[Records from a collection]
[start]

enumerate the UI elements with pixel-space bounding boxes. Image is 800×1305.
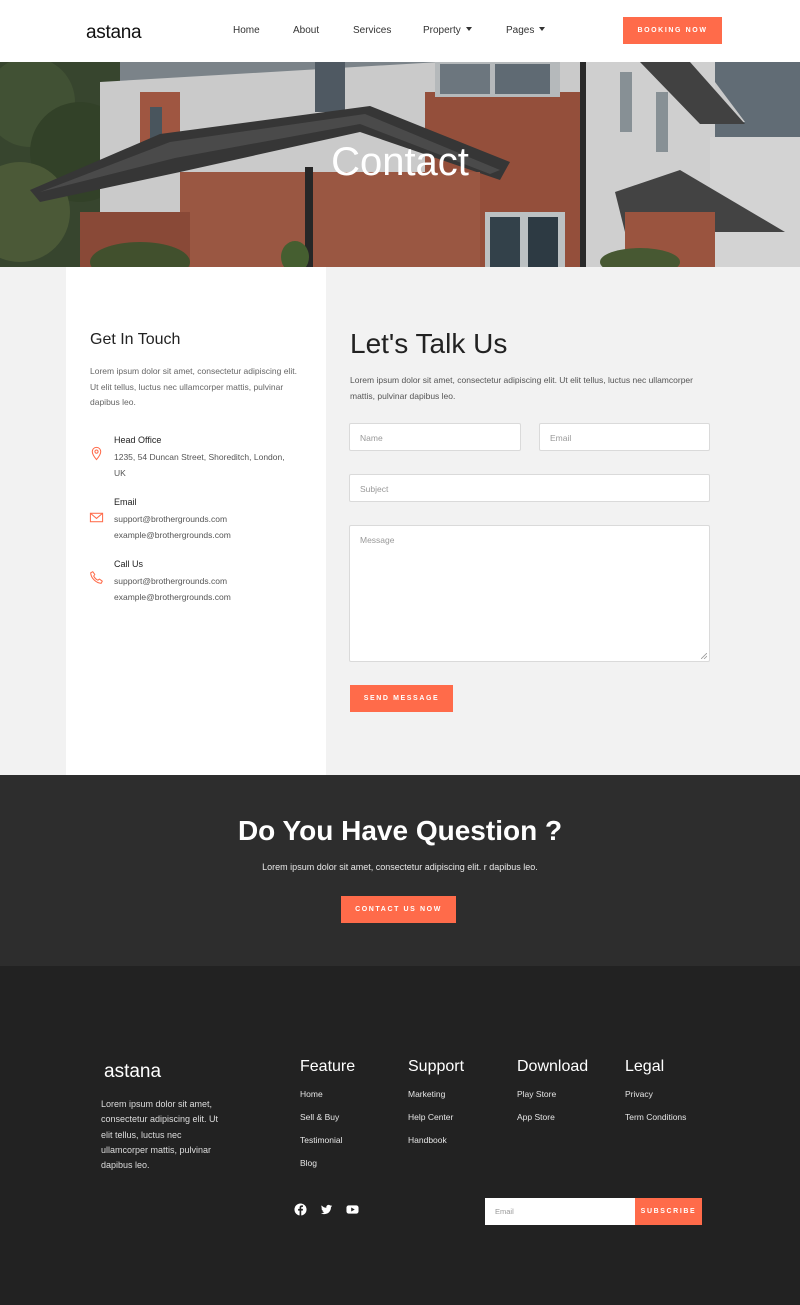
twitter-icon[interactable] (320, 1203, 333, 1216)
get-in-touch-description: Lorem ipsum dolor sit amet, consectetur … (90, 366, 297, 407)
head-office-info: Head Office 1235, 54 Duncan Street, Shor… (114, 435, 314, 481)
footer-column-feature: Feature Home Sell & Buy Testimonial Blog (300, 1058, 355, 1181)
footer-logo[interactable]: astana (104, 1061, 161, 1083)
footer-description: Lorem ipsum dolor sit amet, consectetur … (101, 1099, 219, 1171)
footer-heading: Download (517, 1058, 589, 1075)
footer-heading: Support (408, 1058, 465, 1075)
footer-link[interactable]: Handbook (408, 1135, 464, 1158)
footer-link[interactable]: App Store (517, 1112, 588, 1135)
footer-heading: Legal (625, 1058, 665, 1075)
call-us-title: Call Us (114, 559, 144, 569)
head-office-address-line: UK (114, 467, 126, 478)
subject-input[interactable]: Subject (349, 474, 710, 502)
resize-handle-icon[interactable] (701, 653, 707, 659)
email-info: Email support@brothergrounds.com example… (114, 497, 314, 543)
email-address[interactable]: example@brothergrounds.com (114, 528, 314, 544)
footer-link[interactable]: Testimonial (300, 1135, 355, 1158)
nav-about[interactable]: About (293, 25, 319, 36)
youtube-icon[interactable] (346, 1203, 359, 1216)
call-us-line[interactable]: example@brothergrounds.com (114, 590, 314, 606)
nav-home[interactable]: Home (233, 25, 260, 36)
nav-services[interactable]: Services (353, 25, 391, 36)
booking-now-button[interactable]: BOOKING NOW (623, 17, 722, 44)
head-office-address-line: 1235, 54 Duncan Street, Shoreditch, Lond… (114, 452, 285, 462)
name-input[interactable]: Name (349, 423, 521, 451)
site-logo[interactable]: astana (86, 22, 142, 44)
nav-pages[interactable]: Pages (506, 25, 546, 36)
get-in-touch-heading: Get In Touch (90, 331, 181, 348)
subscribe-email-input[interactable]: Email (485, 1198, 635, 1225)
footer-column-legal: Legal Privacy Term Conditions (625, 1058, 686, 1135)
footer-link[interactable]: Privacy (625, 1089, 686, 1112)
caret-down-icon (539, 27, 546, 31)
head-office-title: Head Office (114, 435, 162, 445)
call-us-line[interactable]: support@brothergrounds.com (114, 574, 314, 590)
message-placeholder: Message (360, 535, 395, 545)
phone-icon (90, 571, 103, 584)
site-header: astana Home About Services Property Page… (0, 0, 800, 62)
nav-property[interactable]: Property (423, 25, 472, 36)
footer-link[interactable]: Sell & Buy (300, 1112, 355, 1135)
page-title: Contact (331, 140, 469, 184)
envelope-icon (89, 512, 104, 523)
footer-column-download: Download Play Store App Store (517, 1058, 588, 1135)
email-address[interactable]: support@brothergrounds.com (114, 512, 314, 528)
footer-link[interactable]: Marketing (408, 1089, 464, 1112)
footer-link[interactable]: Term Conditions (625, 1112, 686, 1135)
caret-down-icon (465, 27, 472, 31)
email-title: Email (114, 497, 137, 507)
question-description: Lorem ipsum dolor sit amet, consectetur … (262, 862, 538, 872)
footer-heading: Feature (300, 1058, 356, 1075)
form-description: Lorem ipsum dolor sit amet, consectetur … (350, 375, 693, 401)
question-heading: Do You Have Question ? (237, 815, 563, 846)
map-pin-icon (91, 446, 102, 461)
call-us-info: Call Us support@brothergrounds.com examp… (114, 559, 314, 605)
message-textarea[interactable]: Message (349, 525, 710, 662)
footer-link[interactable]: Home (300, 1089, 355, 1112)
footer-link[interactable]: Blog (300, 1158, 355, 1181)
subscribe-button[interactable]: SUBSCRIBE (635, 1198, 702, 1225)
footer-link[interactable]: Play Store (517, 1089, 588, 1112)
footer-column-support: Support Marketing Help Center Handbook (408, 1058, 464, 1158)
hero-banner: Contact (0, 62, 800, 267)
facebook-icon[interactable] (294, 1203, 307, 1216)
form-heading: Let's Talk Us (350, 328, 508, 359)
send-message-button[interactable]: SEND MESSAGE (350, 685, 453, 712)
email-input[interactable]: Email (539, 423, 710, 451)
footer-link[interactable]: Help Center (408, 1112, 464, 1135)
contact-us-now-button[interactable]: CONTACT US NOW (341, 896, 456, 923)
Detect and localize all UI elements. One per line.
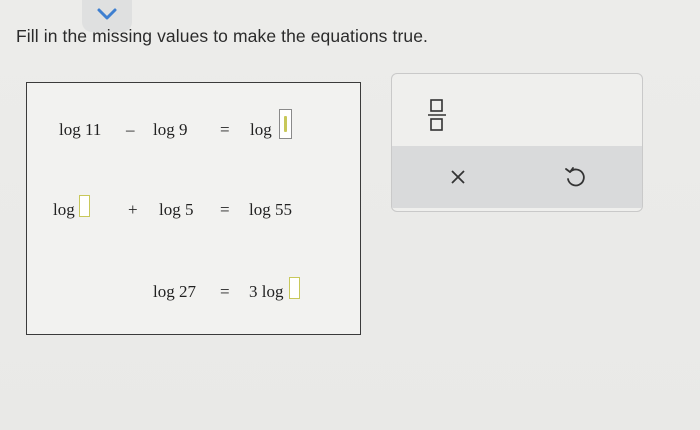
clear-icon — [447, 170, 469, 192]
action-bar — [392, 146, 642, 208]
row2-term-b: log 5 — [159, 200, 194, 219]
row2-operator: + — [128, 200, 138, 219]
row1-term-b: log 9 — [153, 120, 188, 139]
fraction-button[interactable] — [426, 98, 448, 136]
row3-term-a: log 27 — [153, 282, 196, 301]
row2-term-a-prefix: log — [53, 200, 75, 219]
row1-equals: = — [220, 120, 230, 139]
row2-result: log 55 — [249, 200, 292, 219]
row1-term-a: log 11 — [59, 120, 102, 139]
clear-button[interactable] — [447, 166, 469, 188]
chevron-down-icon — [96, 7, 118, 26]
undo-icon — [562, 167, 588, 194]
row1-operator: – — [126, 120, 135, 139]
math-toolbar — [391, 73, 643, 212]
row2-equals: = — [220, 200, 230, 219]
instruction-text: Fill in the missing values to make the e… — [16, 26, 428, 46]
row3-equals: = — [220, 282, 230, 301]
fraction-template-icon — [426, 99, 448, 136]
row1-result-prefix: log — [250, 120, 272, 139]
row2-answer-input[interactable] — [79, 195, 90, 217]
row3-answer-input[interactable] — [289, 277, 300, 299]
row3-result-prefix: 3 log — [249, 282, 284, 301]
undo-button[interactable] — [562, 164, 588, 190]
input-cursor — [284, 116, 287, 132]
equation-panel: log 11 – log 9 = log log + log 5 = log 5… — [26, 82, 361, 335]
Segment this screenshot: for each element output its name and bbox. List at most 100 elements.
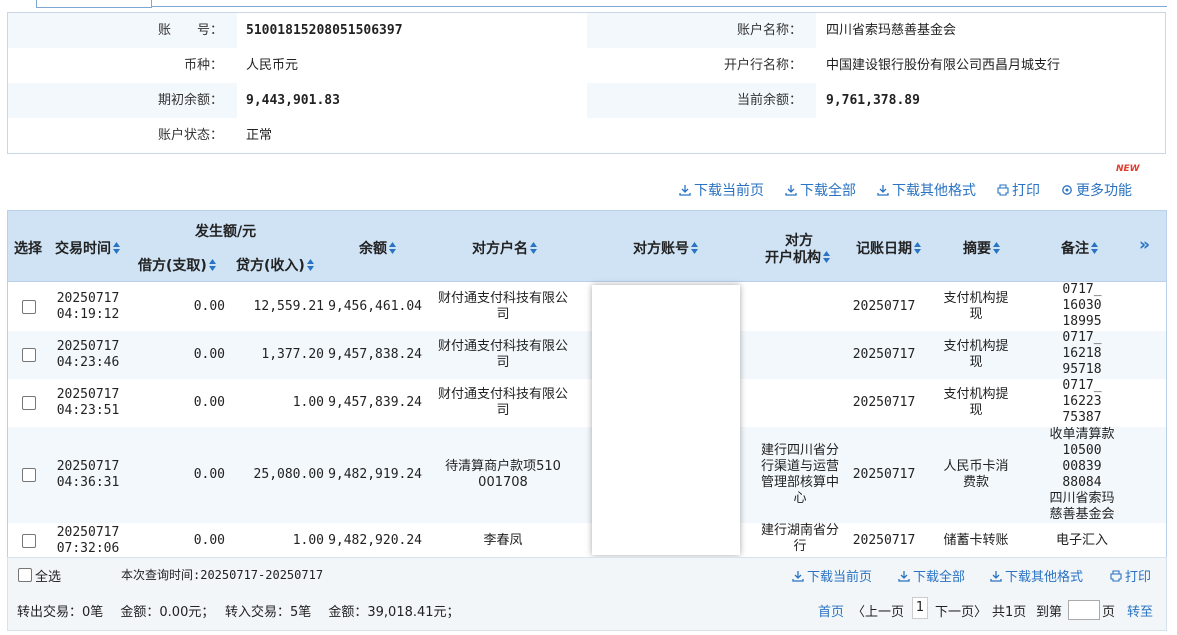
- row-remark: 0717_: [1062, 378, 1102, 393]
- tab-strip: [0, 0, 1177, 10]
- col-counterparty-name[interactable]: 对方户名: [472, 238, 537, 258]
- row-balance: 9,482,920.24: [328, 533, 422, 548]
- row-summary: 支付机构提: [943, 387, 1009, 402]
- download-icon: [792, 571, 804, 582]
- footer-download-all-label: 下载全部: [913, 570, 966, 585]
- account-no-label: 账 号：: [157, 23, 223, 38]
- col-counterparty-account[interactable]: 对方账号: [633, 238, 698, 258]
- col-summary[interactable]: 摘要: [963, 238, 1000, 258]
- row-time: 07:32:06: [56, 541, 120, 556]
- row-remark: 0717_: [1062, 330, 1102, 345]
- row-checkbox[interactable]: [22, 468, 36, 482]
- col-counterparty-bank[interactable]: 开户机构: [765, 247, 830, 267]
- row-checkbox[interactable]: [22, 534, 36, 548]
- prev-page-link[interactable]: 〈上一页: [852, 601, 904, 620]
- page-unit-label: 页: [1102, 605, 1116, 620]
- current-balance-value: 9,761,378.89: [826, 93, 920, 108]
- col-counterparty-bank-label: 开户机构: [765, 250, 821, 266]
- row-counterparty-bank: 管理部核算中: [760, 475, 839, 490]
- row-credit: 25,080.00: [253, 467, 324, 482]
- opening-balance-value: 9,443,901.83: [246, 93, 340, 108]
- col-balance-label: 余额: [359, 241, 387, 257]
- row-counterparty-bank: 心: [793, 491, 807, 506]
- select-all-checkbox[interactable]: [18, 568, 32, 582]
- footer-download-all-link[interactable]: 下载全部: [898, 566, 965, 585]
- row-counterparty-name-cont: 司: [496, 355, 510, 370]
- expand-columns-icon[interactable]: »: [1139, 235, 1150, 255]
- active-tab[interactable]: [36, 0, 152, 8]
- row-remark: 慈善基金会: [1049, 507, 1115, 522]
- table-row: 20250717 04:23:51 0.00 1.00 9,457,839.24 财付通支…: [8, 378, 1166, 427]
- redaction-overlay: [592, 285, 740, 555]
- row-debit: 0.00: [193, 395, 225, 410]
- download-other-link[interactable]: 下载其他格式: [877, 180, 976, 200]
- transactions-table: 选择 交易时间 发生额/元 借方(支取) 贷方(收入) 余额 对方户名 对方账号…: [7, 210, 1167, 558]
- status-label: 账户状态：: [157, 128, 223, 143]
- next-page-link[interactable]: 下一页〉: [935, 601, 987, 620]
- account-no-value: 51001815208051506397: [246, 23, 403, 38]
- row-credit: 1,377.20: [261, 347, 324, 362]
- sort-icon: [823, 251, 830, 263]
- query-time: 本次查询时间:20250717-20250717: [121, 568, 324, 582]
- sort-icon: [1091, 242, 1098, 254]
- download-icon: [990, 571, 1002, 582]
- first-page-link[interactable]: 首页: [818, 601, 844, 620]
- download-all-link[interactable]: 下载全部: [785, 180, 856, 200]
- download-current-link[interactable]: 下载当前页: [679, 180, 764, 200]
- col-posting-date[interactable]: 记账日期: [856, 238, 921, 258]
- row-counterparty-bank: 行渠道与运营: [760, 459, 839, 474]
- row-remark: 四川省索玛: [1049, 491, 1115, 506]
- goto-page-input[interactable]: [1068, 600, 1100, 620]
- row-summary: 支付机构提: [943, 291, 1009, 306]
- row-summary: 现: [969, 355, 983, 370]
- row-debit: 0.00: [193, 467, 225, 482]
- row-counterparty-name: 财付通支付科技有限公: [437, 387, 568, 402]
- total-pages: 共1页: [992, 605, 1027, 620]
- row-posting-date: 20250717: [852, 347, 916, 362]
- row-credit: 12,559.21: [253, 299, 324, 314]
- row-counterparty-bank: 建行湖南省分: [760, 523, 839, 538]
- sort-icon: [306, 259, 314, 271]
- footer-print-link[interactable]: 打印: [1110, 566, 1151, 585]
- footer-download-other-link[interactable]: 下载其他格式: [990, 566, 1083, 585]
- col-time[interactable]: 交易时间: [55, 238, 120, 258]
- info-row-currency: 币种： 人民币元 开户行名称： 中国建设银行股份有限公司西昌月城支行: [8, 48, 1165, 83]
- table-row: 20250717 04:36:31 0.00 25,080.00 9,482,919.2…: [8, 427, 1166, 523]
- row-summary: 费款: [962, 475, 989, 490]
- table-footer: 全选 本次查询时间:20250717-20250717 下载当前页 下载全部 下…: [7, 557, 1167, 631]
- row-counterparty-name: 财付通支付科技有限公: [437, 291, 568, 306]
- row-balance: 9,456,461.04: [328, 299, 422, 314]
- sort-icon: [113, 242, 120, 254]
- col-credit-label: 贷方(收入): [236, 258, 305, 274]
- row-remark: 16030: [1062, 298, 1102, 313]
- row-summary: 现: [969, 403, 983, 418]
- col-balance[interactable]: 余额: [359, 238, 396, 258]
- row-summary: 支付机构提: [943, 339, 1009, 354]
- sort-icon: [389, 242, 396, 254]
- current-balance-label: 当前余额：: [736, 93, 802, 108]
- col-debit[interactable]: 借方(支取): [138, 255, 216, 275]
- row-time: 04:36:31: [56, 475, 120, 490]
- col-credit[interactable]: 贷方(收入): [236, 255, 314, 275]
- account-name-label: 账户名称：: [736, 23, 802, 38]
- col-remark-label: 备注: [1061, 241, 1089, 257]
- col-remark[interactable]: 备注: [1061, 238, 1098, 258]
- row-summary: 储蓄卡转账: [943, 533, 1009, 548]
- currency-label: 币种：: [183, 58, 223, 73]
- row-date: 20250717: [56, 291, 120, 306]
- more-functions-link[interactable]: 更多功能: [1061, 180, 1132, 200]
- go-button[interactable]: 转至: [1127, 601, 1153, 620]
- row-checkbox[interactable]: [22, 300, 36, 314]
- sort-icon: [530, 242, 537, 254]
- col-time-label: 交易时间: [55, 241, 111, 257]
- row-remark: 0717_: [1062, 282, 1102, 297]
- currency-value: 人民币元: [246, 58, 299, 73]
- sort-icon: [691, 242, 698, 254]
- row-checkbox[interactable]: [22, 348, 36, 362]
- status-value: 正常: [246, 128, 273, 143]
- footer-download-current-link[interactable]: 下载当前页: [792, 566, 872, 585]
- row-date: 20250717: [56, 459, 120, 474]
- row-remark: 收单清算款: [1049, 427, 1115, 442]
- print-link[interactable]: 打印: [997, 180, 1040, 200]
- row-checkbox[interactable]: [22, 396, 36, 410]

[end]

Please quote the material above word for word, beginning at the line that contains "clear-icon — [447, 170, 469, 192]" and stopping after the line that contains "row1-result-prefix: log —".

▸ **RESPONSE BELOW**
clear-icon — [447, 170, 469, 192]
action-bar — [392, 146, 642, 208]
row2-term-b: log 5 — [159, 200, 194, 219]
row2-operator: + — [128, 200, 138, 219]
row1-term-b: log 9 — [153, 120, 188, 139]
fraction-button[interactable] — [426, 98, 448, 136]
row3-term-a: log 27 — [153, 282, 196, 301]
row2-term-a-prefix: log — [53, 200, 75, 219]
row1-equals: = — [220, 120, 230, 139]
row2-result: log 55 — [249, 200, 292, 219]
row1-term-a: log 11 — [59, 120, 102, 139]
clear-button[interactable] — [447, 166, 469, 188]
chevron-down-icon — [96, 7, 118, 26]
undo-icon — [562, 167, 588, 194]
row1-operator: – — [126, 120, 135, 139]
math-toolbar — [391, 73, 643, 212]
row2-equals: = — [220, 200, 230, 219]
instruction-text: Fill in the missing values to make the e… — [16, 26, 428, 46]
row3-equals: = — [220, 282, 230, 301]
fraction-template-icon — [426, 99, 448, 136]
row1-result-prefix: log — [250, 120, 272, 139]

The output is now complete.